··· Material

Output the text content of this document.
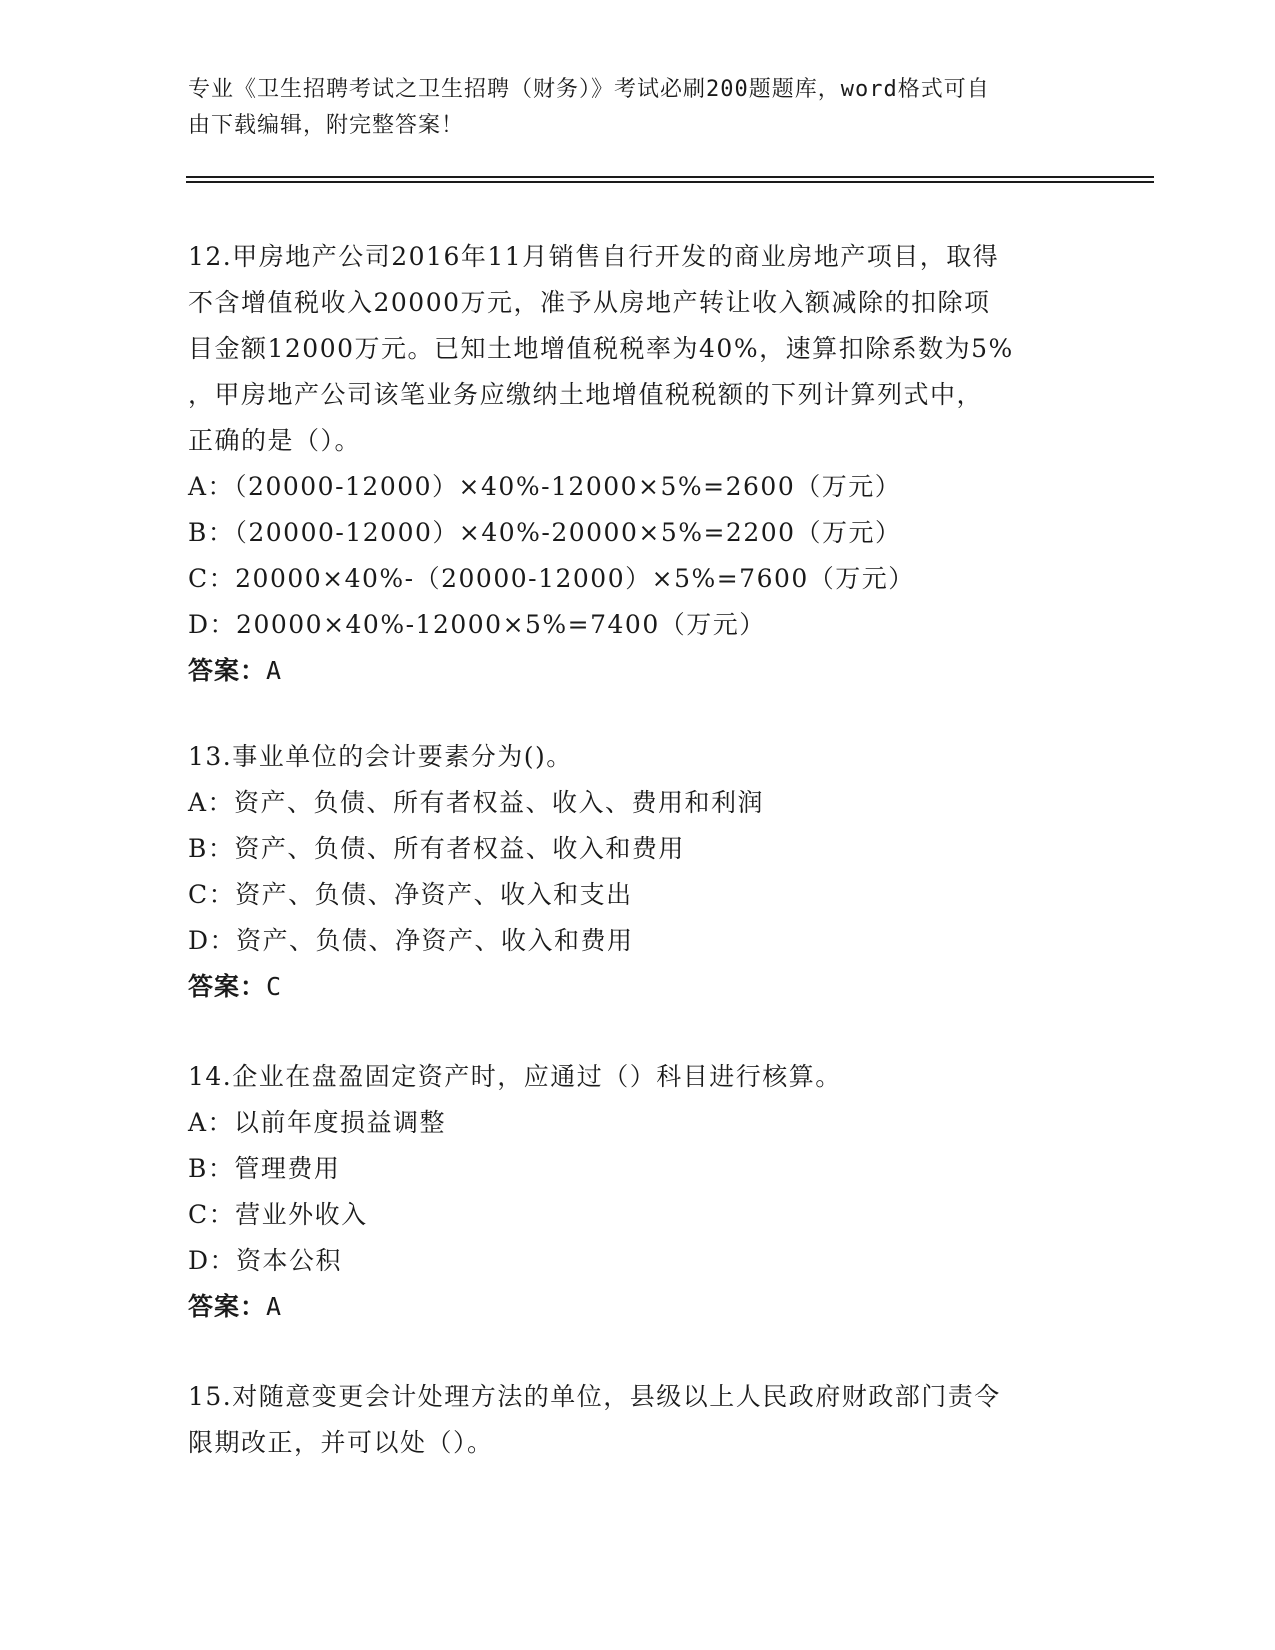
专业《卫生招聘考试之卫生招聘（财务）》考试必刷200题题库，word格式可自
由下载编辑，附完整答案！
12.甲房地产公司2016年11月销售自行开发的商业房地产项目，取得
不含增值税收入20000万元，准予从房地产转让收入额减除的扣除项
目金额12000万元。已知土地增值税税率为40%，速算扣除系数为5%
，甲房地产公司该笔业务应缴纳土地增值税税额的下列计算列式中，
正确的是（）。
A：（20000-12000）×40%-12000×5%=2600（万元）
B：（20000-12000）×40%-20000×5%=2200（万元）
C：20000×40%-（20000-12000）×5%=7600（万元）
D：20000×40%-12000×5%=7400（万元）
答案：A
13.事业单位的会计要素分为()。
A：资产、负债、所有者权益、收入、费用和利润
B：资产、负债、所有者权益、收入和费用
C：资产、负债、净资产、收入和支出
D：资产、负债、净资产、收入和费用
答案：C
14.企业在盘盈固定资产时，应通过（）科目进行核算。
A：以前年度损益调整
B：管理费用
C：营业外收入
D：资本公积
答案：A
15.对随意变更会计处理方法的单位，县级以上人民政府财政部门责令
限期改正，并可以处（）。
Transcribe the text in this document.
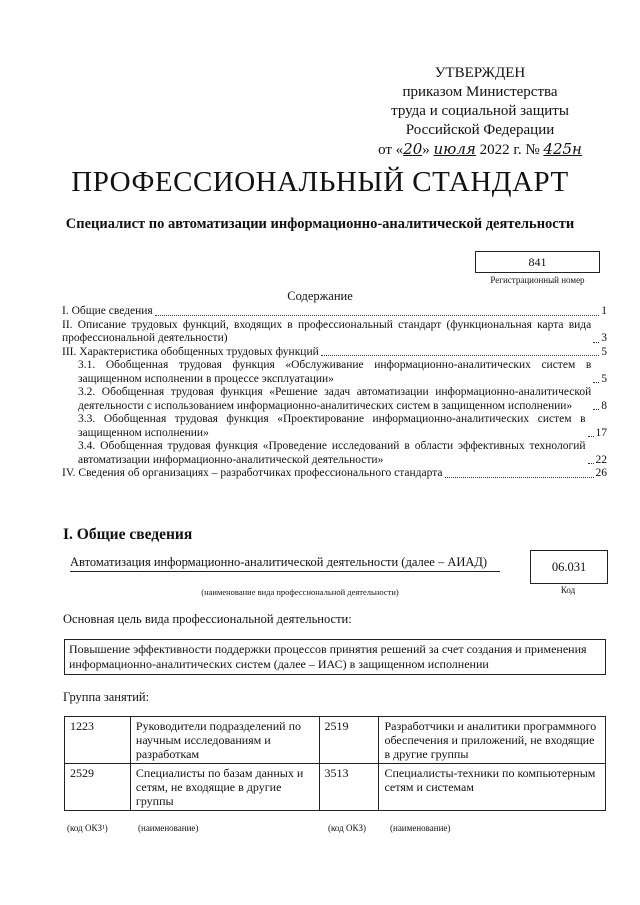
УТВЕРЖДЕН
приказом Министерства
труда и социальной защиты
Российской Федерации
от «20» июля 2022 г. № 425н
ПРОФЕССИОНАЛЬНЫЙ СТАНДАРТ
Специалист по автоматизации информационно-аналитической деятельности
841
Регистрационный номер
Содержание
I. Общие сведения	1
II. Описание трудовых функций, входящих в профессиональный стандарт (функциональная карта вида профессиональной деятельности)	3
III. Характеристика обобщенных трудовых функций	5
3.1. Обобщенная трудовая функция «Обслуживание информационно-аналитических систем в защищенном исполнении в процессе эксплуатации»	5
3.2. Обобщенная трудовая функция «Решение задач автоматизации информационно-аналитической деятельности с использованием информационно-аналитических систем в защищенном исполнении»	8
3.3. Обобщенная трудовая функция «Проектирование информационно-аналитических систем в защищенном исполнении»	17
3.4. Обобщенная трудовая функция «Проведение исследований в области эффективных технологий автоматизации информационно-аналитической деятельности»	22
IV. Сведения об организациях – разработчиках профессионального стандарта	26
I. Общие сведения
Автоматизация информационно-аналитической деятельности (далее – АИАД)	06.031
(наименование вида профессиональной деятельности)	Код
Основная цель вида профессиональной деятельности:
Повышение эффективности поддержки процессов принятия решений за счет создания и применения информационно-аналитических систем (далее – ИАС) в защищенном исполнении
Группа занятий:
1223	Руководители подразделений по научным исследованиям и разработкам	2519	Разработчики и аналитики программного обеспечения и приложений, не входящие в другие группы
2529	Специалисты по базам данных и сетям, не входящие в другие группы	3513	Специалисты-техники по компьютерным сетям и системам
(код ОКЗ¹)	(наименование)	(код ОКЗ)	(наименование)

······

== Exercise requirements ==
Leave the pictures out and copy the rest of the data exactly.

== Output ==
Output the text content of this document.
专业《卫生招聘考试之卫生招聘（财务）》考试必刷200题题库，word格式可自
由下载编辑，附完整答案！
12.甲房地产公司2016年11月销售自行开发的商业房地产项目，取得
不含增值税收入20000万元，准予从房地产转让收入额减除的扣除项
目金额12000万元。已知土地增值税税率为40%，速算扣除系数为5%
，甲房地产公司该笔业务应缴纳土地增值税税额的下列计算列式中，
正确的是（）。
A：（20000-12000）×40%-12000×5%=2600（万元）
B：（20000-12000）×40%-20000×5%=2200（万元）
C：20000×40%-（20000-12000）×5%=7600（万元）
D：20000×40%-12000×5%=7400（万元）
答案：A
13.事业单位的会计要素分为()。
A：资产、负债、所有者权益、收入、费用和利润
B：资产、负债、所有者权益、收入和费用
C：资产、负债、净资产、收入和支出
D：资产、负债、净资产、收入和费用
答案：C
14.企业在盘盈固定资产时，应通过（）科目进行核算。
A：以前年度损益调整
B：管理费用
C：营业外收入
D：资本公积
答案：A
15.对随意变更会计处理方法的单位，县级以上人民政府财政部门责令
限期改正，并可以处（）。
Transcribe the text in this document.
УТВЕРЖДЕН
приказом Министерства
труда и социальной защиты
Российской Федерации
от «20» июля 2022 г. № 425н
ПРОФЕССИОНАЛЬНЫЙ СТАНДАРТ
Специалист по автоматизации информационно-аналитической деятельности
841
Регистрационный номер
Содержание
I. Общие сведения	1
II. Описание трудовых функций, входящих в профессиональный стандарт (функциональная карта вида профессиональной деятельности)	3
III. Характеристика обобщенных трудовых функций	5
3.1. Обобщенная трудовая функция «Обслуживание информационно-аналитических систем в защищенном исполнении в процессе эксплуатации»	5
3.2. Обобщенная трудовая функция «Решение задач автоматизации информационно-аналитической деятельности с использованием информационно-аналитических систем в защищенном исполнении»	8
3.3. Обобщенная трудовая функция «Проектирование информационно-аналитических систем в защищенном исполнении»	17
3.4. Обобщенная трудовая функция «Проведение исследований в области эффективных технологий автоматизации информационно-аналитической деятельности»	22
IV. Сведения об организациях – разработчиках профессионального стандарта	26
I. Общие сведения
Автоматизация информационно-аналитической деятельности (далее – АИАД)	06.031
(наименование вида профессиональной деятельности)	Код
Основная цель вида профессиональной деятельности:
Повышение эффективности поддержки процессов принятия решений за счет создания и применения информационно-аналитических систем (далее – ИАС) в защищенном исполнении
Группа занятий:
1223	Руководители подразделений по научным исследованиям и разработкам	2519	Разработчики и аналитики программного обеспечения и приложений, не входящие в другие группы
2529	Специалисты по базам данных и сетям, не входящие в другие группы	3513	Специалисты-техники по компьютерным сетям и системам
(код ОКЗ¹)	(наименование)	(код ОКЗ)	(наименование)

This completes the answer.